**Exercise description:** Set down, in full, every record in the block.
⁂
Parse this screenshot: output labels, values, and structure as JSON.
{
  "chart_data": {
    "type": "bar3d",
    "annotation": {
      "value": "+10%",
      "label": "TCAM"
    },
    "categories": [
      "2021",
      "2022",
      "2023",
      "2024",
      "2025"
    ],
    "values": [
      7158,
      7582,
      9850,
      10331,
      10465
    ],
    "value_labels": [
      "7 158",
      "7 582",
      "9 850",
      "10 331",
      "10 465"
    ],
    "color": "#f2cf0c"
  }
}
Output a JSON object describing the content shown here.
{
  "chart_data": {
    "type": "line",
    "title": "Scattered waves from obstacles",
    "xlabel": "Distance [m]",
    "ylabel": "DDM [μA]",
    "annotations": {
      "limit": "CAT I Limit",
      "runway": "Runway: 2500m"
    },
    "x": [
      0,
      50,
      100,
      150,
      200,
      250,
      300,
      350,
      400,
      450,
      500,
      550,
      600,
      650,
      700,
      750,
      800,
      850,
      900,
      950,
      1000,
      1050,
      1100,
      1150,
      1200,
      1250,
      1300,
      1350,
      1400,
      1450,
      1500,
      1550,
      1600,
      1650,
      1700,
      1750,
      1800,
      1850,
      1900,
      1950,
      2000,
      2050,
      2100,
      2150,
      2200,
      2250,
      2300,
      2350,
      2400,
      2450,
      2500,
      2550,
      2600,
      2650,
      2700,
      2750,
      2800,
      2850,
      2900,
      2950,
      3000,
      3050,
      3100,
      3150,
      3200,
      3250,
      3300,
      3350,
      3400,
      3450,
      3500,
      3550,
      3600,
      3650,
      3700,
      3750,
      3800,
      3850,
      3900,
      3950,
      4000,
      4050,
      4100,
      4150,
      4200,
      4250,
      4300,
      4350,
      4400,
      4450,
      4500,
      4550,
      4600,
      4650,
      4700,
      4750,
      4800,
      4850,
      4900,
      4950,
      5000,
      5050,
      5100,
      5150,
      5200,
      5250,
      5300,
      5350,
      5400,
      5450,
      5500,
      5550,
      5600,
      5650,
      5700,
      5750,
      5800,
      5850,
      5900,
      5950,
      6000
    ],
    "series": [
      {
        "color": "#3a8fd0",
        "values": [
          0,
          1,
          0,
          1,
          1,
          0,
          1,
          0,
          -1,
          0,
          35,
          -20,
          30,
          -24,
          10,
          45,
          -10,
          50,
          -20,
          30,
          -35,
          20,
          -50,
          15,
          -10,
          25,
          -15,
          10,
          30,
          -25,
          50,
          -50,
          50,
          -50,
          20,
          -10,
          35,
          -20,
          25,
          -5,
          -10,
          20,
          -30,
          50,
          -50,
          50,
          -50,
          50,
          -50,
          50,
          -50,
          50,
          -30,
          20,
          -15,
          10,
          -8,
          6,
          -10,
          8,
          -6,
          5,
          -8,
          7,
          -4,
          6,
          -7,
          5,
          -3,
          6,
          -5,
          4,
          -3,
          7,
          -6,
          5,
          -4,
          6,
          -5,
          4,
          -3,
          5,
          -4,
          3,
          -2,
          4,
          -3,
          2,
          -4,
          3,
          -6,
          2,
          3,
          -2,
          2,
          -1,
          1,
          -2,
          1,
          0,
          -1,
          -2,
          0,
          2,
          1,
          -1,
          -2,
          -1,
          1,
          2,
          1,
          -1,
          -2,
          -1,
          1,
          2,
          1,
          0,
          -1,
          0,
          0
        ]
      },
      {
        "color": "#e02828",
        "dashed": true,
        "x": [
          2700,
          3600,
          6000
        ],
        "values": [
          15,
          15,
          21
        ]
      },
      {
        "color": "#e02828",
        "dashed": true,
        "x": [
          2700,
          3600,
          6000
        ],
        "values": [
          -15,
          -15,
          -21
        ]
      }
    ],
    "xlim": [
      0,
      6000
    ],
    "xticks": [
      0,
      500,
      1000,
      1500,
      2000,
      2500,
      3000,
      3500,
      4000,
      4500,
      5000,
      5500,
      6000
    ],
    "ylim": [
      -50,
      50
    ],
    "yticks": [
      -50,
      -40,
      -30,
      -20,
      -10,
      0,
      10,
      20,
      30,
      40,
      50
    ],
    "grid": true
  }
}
⁂
**Answer to this task:**
Parse this screenshot: output labels, values, and structure as JSON.
{
  "chart_data": {
    "type": "bar3d",
    "annotation": {
      "value": "+10%",
      "label": "TCAM"
    },
    "categories": [
      "2021",
      "2022",
      "2023",
      "2024",
      "2025"
    ],
    "values": [
      7158,
      7582,
      9850,
      10331,
      10465
    ],
    "value_labels": [
      "7 158",
      "7 582",
      "9 850",
      "10 331",
      "10 465"
    ],
    "color": "#f2cf0c"
  }
}
Output a JSON object describing the content shown here.
{
  "chart_data": {
    "type": "line",
    "title": "Scattered waves from obstacles",
    "xlabel": "Distance [m]",
    "ylabel": "DDM [μA]",
    "annotations": {
      "limit": "CAT I Limit",
      "runway": "Runway: 2500m"
    },
    "x": [
      0,
      50,
      100,
      150,
      200,
      250,
      300,
      350,
      400,
      450,
      500,
      550,
      600,
      650,
      700,
      750,
      800,
      850,
      900,
      950,
      1000,
      1050,
      1100,
      1150,
      1200,
      1250,
      1300,
      1350,
      1400,
      1450,
      1500,
      1550,
      1600,
      1650,
      1700,
      1750,
      1800,
      1850,
      1900,
      1950,
      2000,
      2050,
      2100,
      2150,
      2200,
      2250,
      2300,
      2350,
      2400,
      2450,
      2500,
      2550,
      2600,
      2650,
      2700,
      2750,
      2800,
      2850,
      2900,
      2950,
      3000,
      3050,
      3100,
      3150,
      3200,
      3250,
      3300,
      3350,
      3400,
      3450,
      3500,
      3550,
      3600,
      3650,
      3700,
      3750,
      3800,
      3850,
      3900,
      3950,
      4000,
      4050,
      4100,
      4150,
      4200,
      4250,
      4300,
      4350,
      4400,
      4450,
      4500,
      4550,
      4600,
      4650,
      4700,
      4750,
      4800,
      4850,
      4900,
      4950,
      5000,
      5050,
      5100,
      5150,
      5200,
      5250,
      5300,
      5350,
      5400,
      5450,
      5500,
      5550,
      5600,
      5650,
      5700,
      5750,
      5800,
      5850,
      5900,
      5950,
      6000
    ],
    "series": [
      {
        "color": "#3a8fd0",
        "values": [
          0,
          1,
          0,
          1,
          1,
          0,
          1,
          0,
          -1,
          0,
          35,
          -20,
          30,
          -24,
          10,
          45,
          -10,
          50,
          -20,
          30,
          -35,
          20,
          -50,
          15,
          -10,
          25,
          -15,
          10,
          30,
          -25,
          50,
          -50,
          50,
          -50,
          20,
          -10,
          35,
          -20,
          25,
          -5,
          -10,
          20,
          -30,
          50,
          -50,
          50,
          -50,
          50,
          -50,
          50,
          -50,
          50,
          -30,
          20,
          -15,
          10,
          -8,
          6,
          -10,
          8,
          -6,
          5,
          -8,
          7,
          -4,
          6,
          -7,
          5,
          -3,
          6,
          -5,
          4,
          -3,
          7,
          -6,
          5,
          -4,
          6,
          -5,
          4,
          -3,
          5,
          -4,
          3,
          -2,
          4,
          -3,
          2,
          -4,
          3,
          -6,
          2,
          3,
          -2,
          2,
          -1,
          1,
          -2,
          1,
          0,
          -1,
          -2,
          0,
          2,
          1,
          -1,
          -2,
          -1,
          1,
          2,
          1,
          -1,
          -2,
          -1,
          1,
          2,
          1,
          0,
          -1,
          0,
          0
        ]
      },
      {
        "color": "#e02828",
        "dashed": true,
        "x": [
          2700,
          3600,
          6000
        ],
        "values": [
          15,
          15,
          21
        ]
      },
      {
        "color": "#e02828",
        "dashed": true,
        "x": [
          2700,
          3600,
          6000
        ],
        "values": [
          -15,
          -15,
          -21
        ]
      }
    ],
    "xlim": [
      0,
      6000
    ],
    "xticks": [
      0,
      500,
      1000,
      1500,
      2000,
      2500,
      3000,
      3500,
      4000,
      4500,
      5000,
      5500,
      6000
    ],
    "ylim": [
      -50,
      50
    ],
    "yticks": [
      -50,
      -40,
      -30,
      -20,
      -10,
      0,
      10,
      20,
      30,
      40,
      50
    ],
    "grid": true
  }
}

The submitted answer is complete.